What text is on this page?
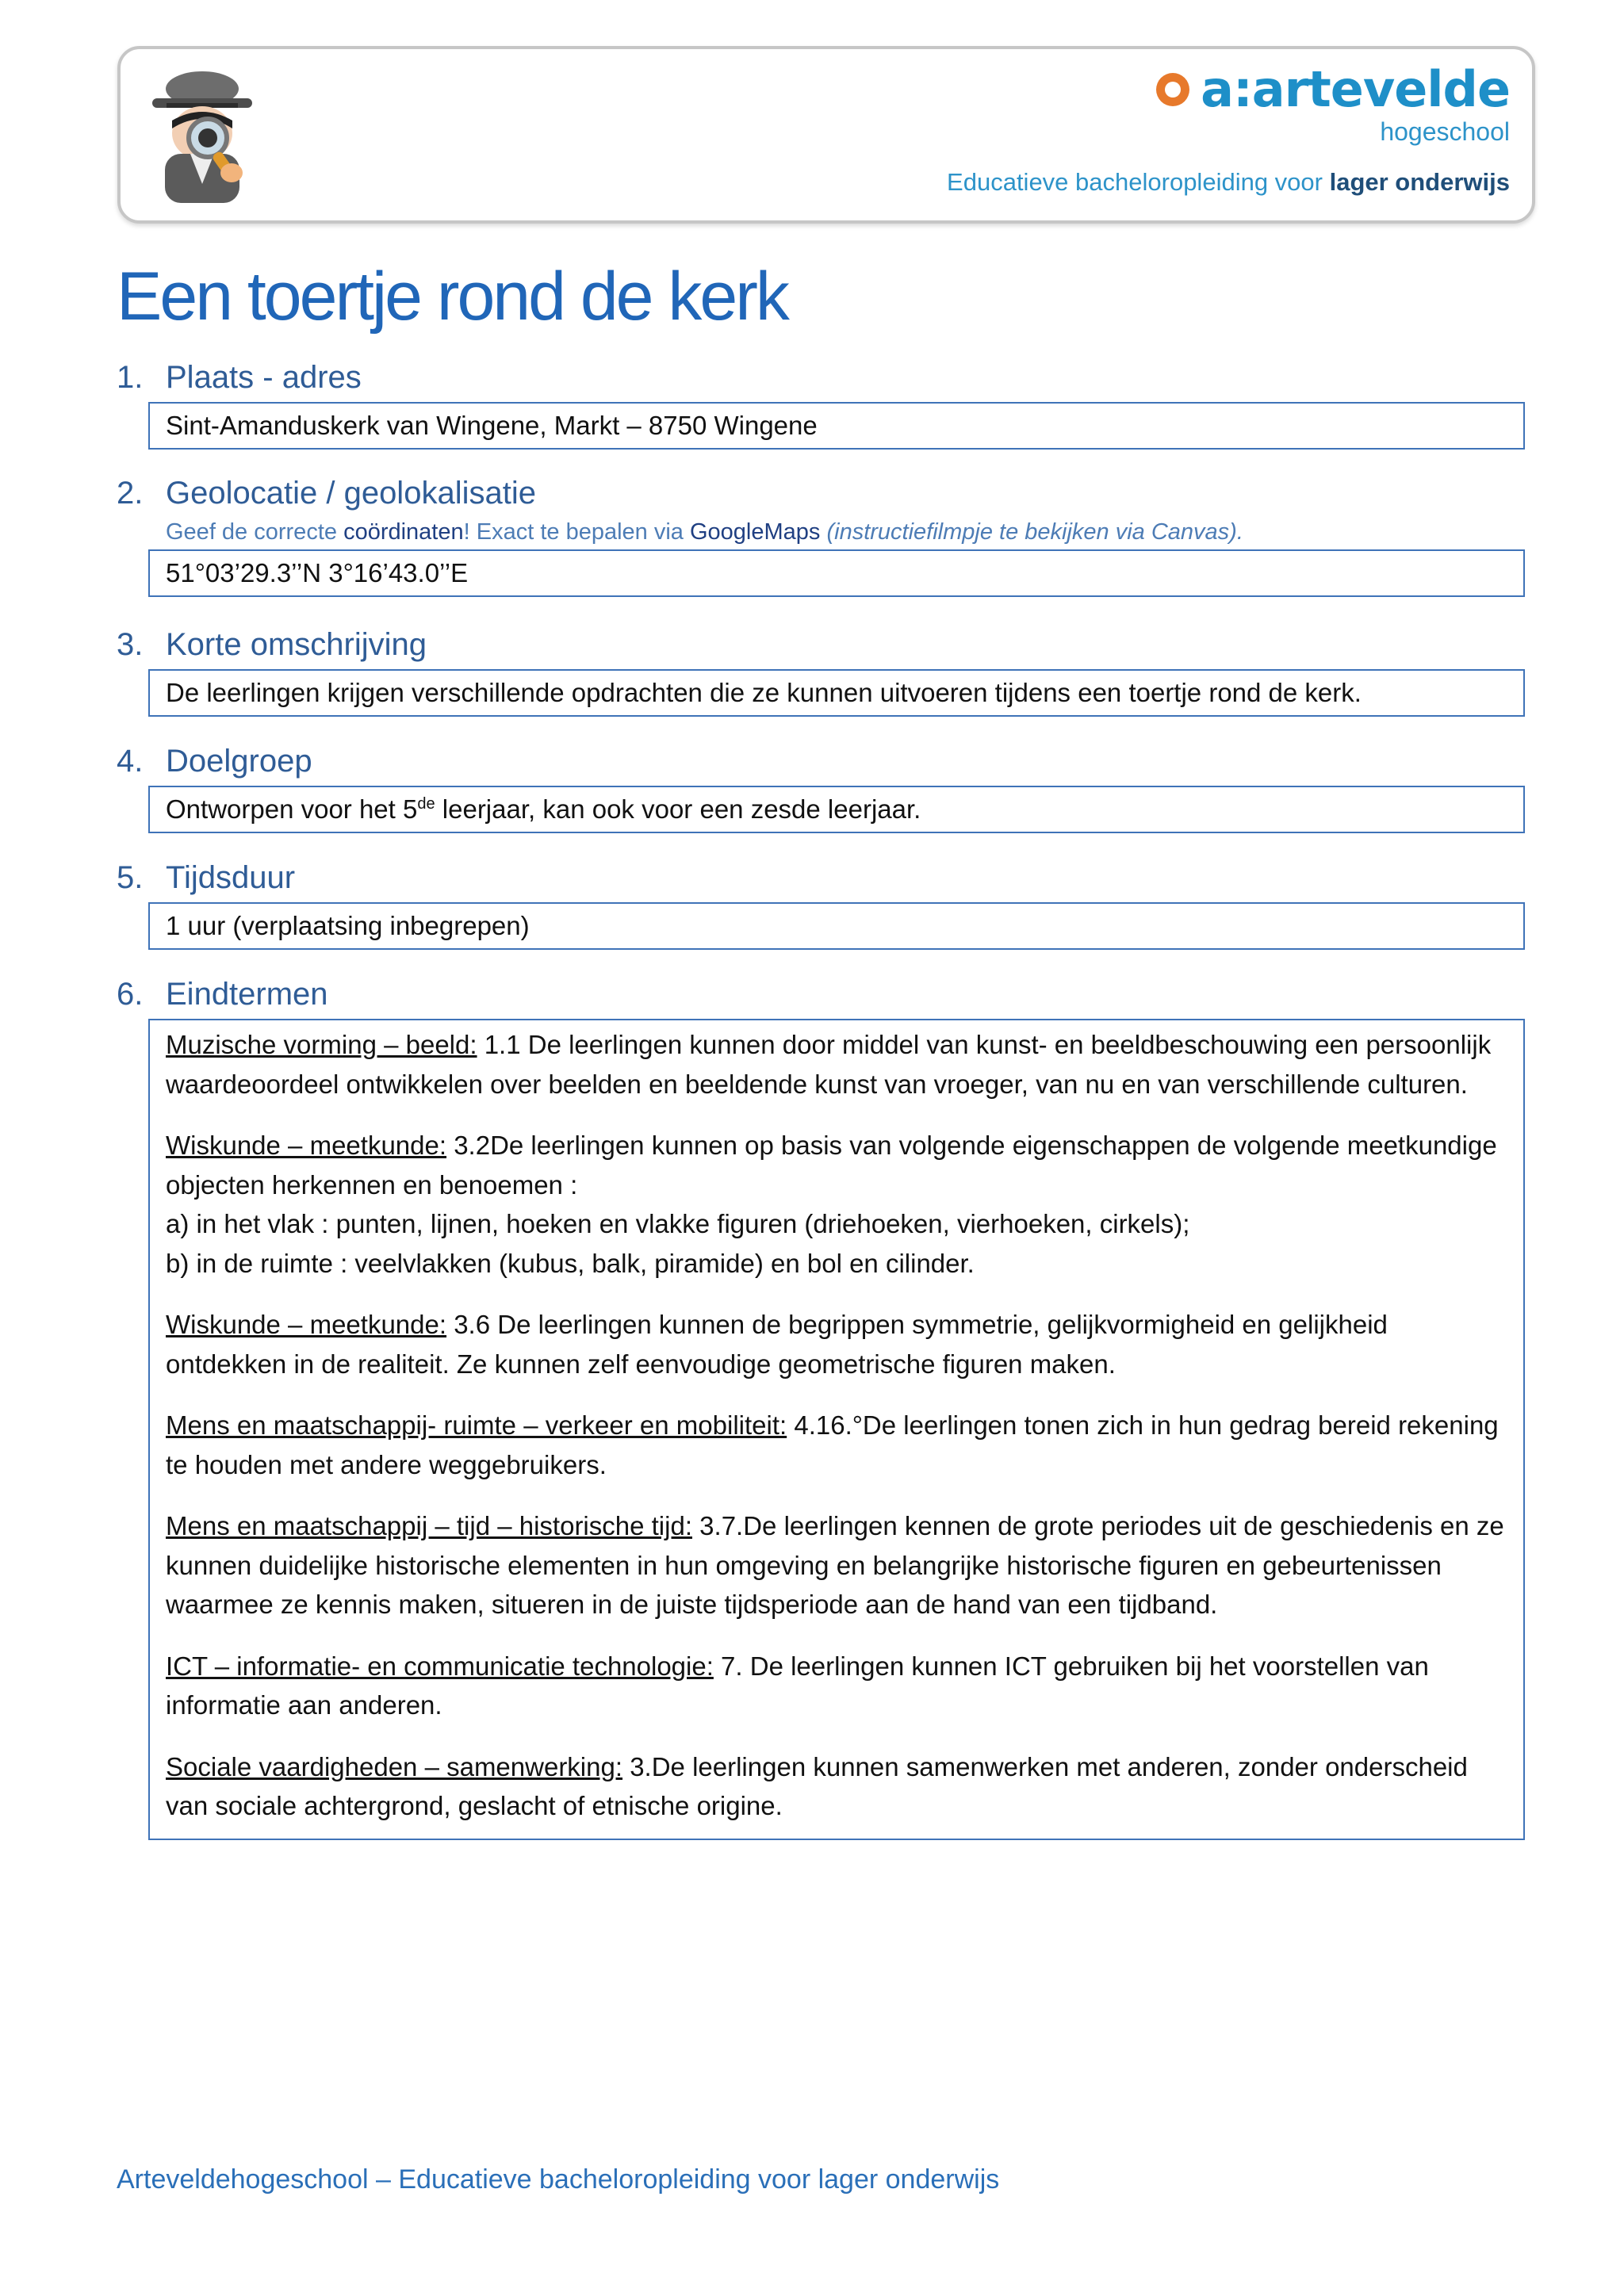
a:artevelde
hogeschool
Educatieve bacheloropleiding voor lager onderwijs
Een toertje rond de kerk
1. Plaats - adres
Sint-Amanduskerk van Wingene, Markt – 8750 Wingene
2. Geolocatie / geolokalisatie
Geef de correcte coördinaten! Exact te bepalen via GoogleMaps (instructiefilmpje te bekijken via Canvas).
51°03’29.3’’N 3°16’43.0’’E
3. Korte omschrijving
De leerlingen krijgen verschillende opdrachten die ze kunnen uitvoeren tijdens een toertje rond de kerk.
4. Doelgroep
Ontworpen voor het 5de leerjaar, kan ook voor een zesde leerjaar.
5. Tijdsduur
1 uur (verplaatsing inbegrepen)
6. Eindtermen
Muzische vorming – beeld: 1.1 De leerlingen kunnen door middel van kunst- en beeldbeschouwing een persoonlijk waardeoordeel ontwikkelen over beelden en beeldende kunst van vroeger, van nu en van verschillende culturen.
Wiskunde – meetkunde: 3.2De leerlingen kunnen op basis van volgende eigenschappen de volgende meetkundige objecten herkennen en benoemen :
a) in het vlak : punten, lijnen, hoeken en vlakke figuren (driehoeken, vierhoeken, cirkels);
b) in de ruimte : veelvlakken (kubus, balk, piramide) en bol en cilinder.
Wiskunde – meetkunde: 3.6 De leerlingen kunnen de begrippen symmetrie, gelijkvormigheid en gelijkheid ontdekken in de realiteit. Ze kunnen zelf eenvoudige geometrische figuren maken.
Mens en maatschappij- ruimte – verkeer en mobiliteit: 4.16.°De leerlingen tonen zich in hun gedrag bereid rekening te houden met andere weggebruikers.
Mens en maatschappij – tijd – historische tijd: 3.7.De leerlingen kennen de grote periodes uit de geschiedenis en ze kunnen duidelijke historische elementen in hun omgeving en belangrijke historische figuren en gebeurtenissen waarmee ze kennis maken, situeren in de juiste tijdsperiode aan de hand van een tijdband.
ICT – informatie- en communicatie technologie: 7. De leerlingen kunnen ICT gebruiken bij het voorstellen van informatie aan anderen.
Sociale vaardigheden – samenwerking: 3.De leerlingen kunnen samenwerken met anderen, zonder onderscheid van sociale achtergrond, geslacht of etnische origine.
Arteveldehogeschool – Educatieve bacheloropleiding voor lager onderwijs
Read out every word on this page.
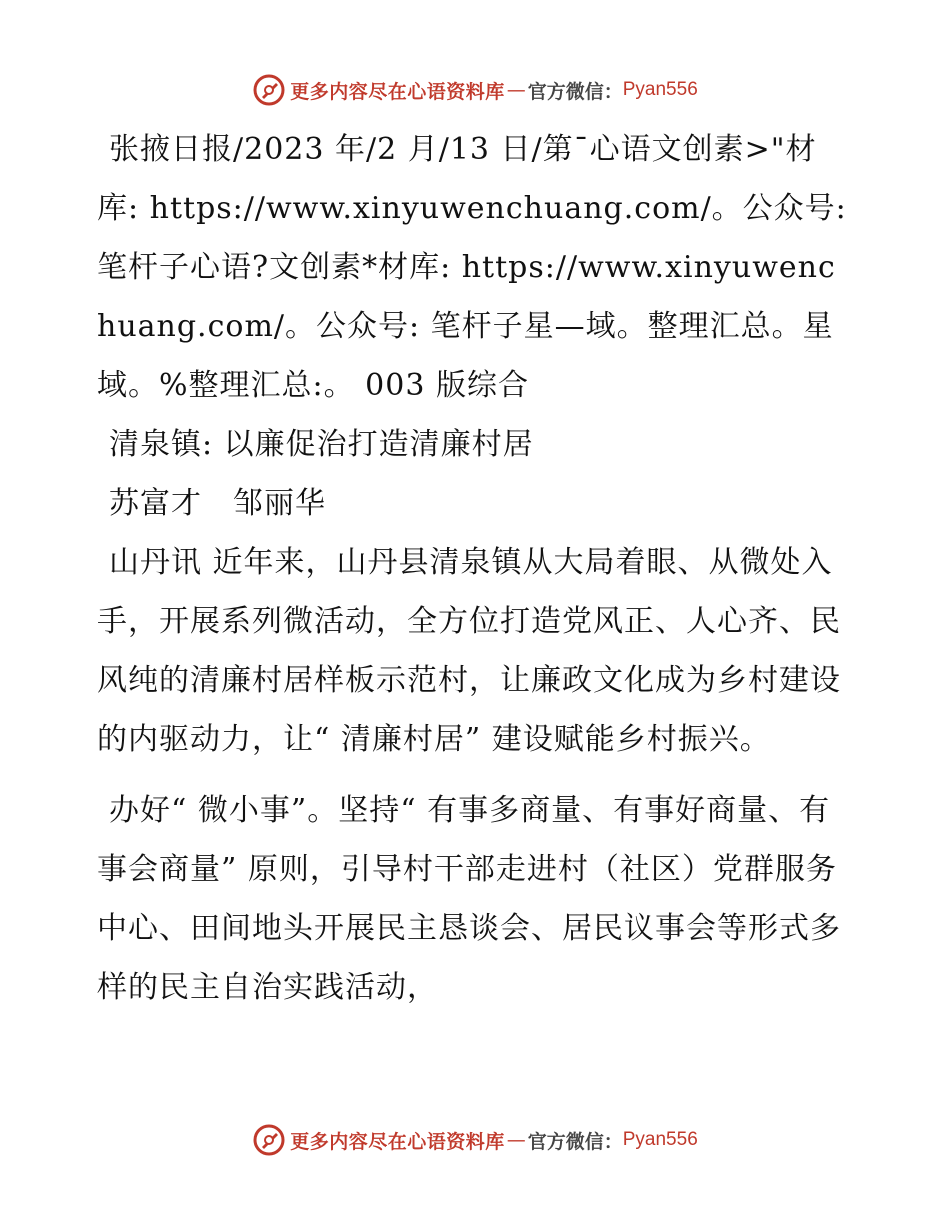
更多内容尽在心语资料库 — 官方微信： Pyan556

张掖日报/2023 年/2 月/13 日/第¯心语文创素>"材库: https://www.xinyuwenchuang.com/。公众号: 笔杆子心语?文创素*材库: https://www.xinyuwenchuang.com/。公众号: 笔杆子星—域。整理汇总。星域。%整理汇总:。 003 版综合

清泉镇: 以廉促治打造清廉村居

苏富才　邹丽华

山丹讯 近年来，山丹县清泉镇从大局着眼、从微处入手，开展系列微活动，全方位打造党风正、人心齐、民风纯的清廉村居样板示范村，让廉政文化成为乡村建设的内驱动力，让“ 清廉村居” 建设赋能乡村振兴。

办好“ 微小事”。坚持“ 有事多商量、有事好商量、有事会商量” 原则，引导村干部走进村（社区）党群服务中心、田间地头开展民主恳谈会、居民议事会等形式多样的民主自治实践活动，

更多内容尽在心语资料库 — 官方微信： Pyan556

■ ■ ■ ■ ■

§ Brief
Every line that holds the word "maatschappij" counts once; state the total number of such lines and nothing else.

§ The solution
2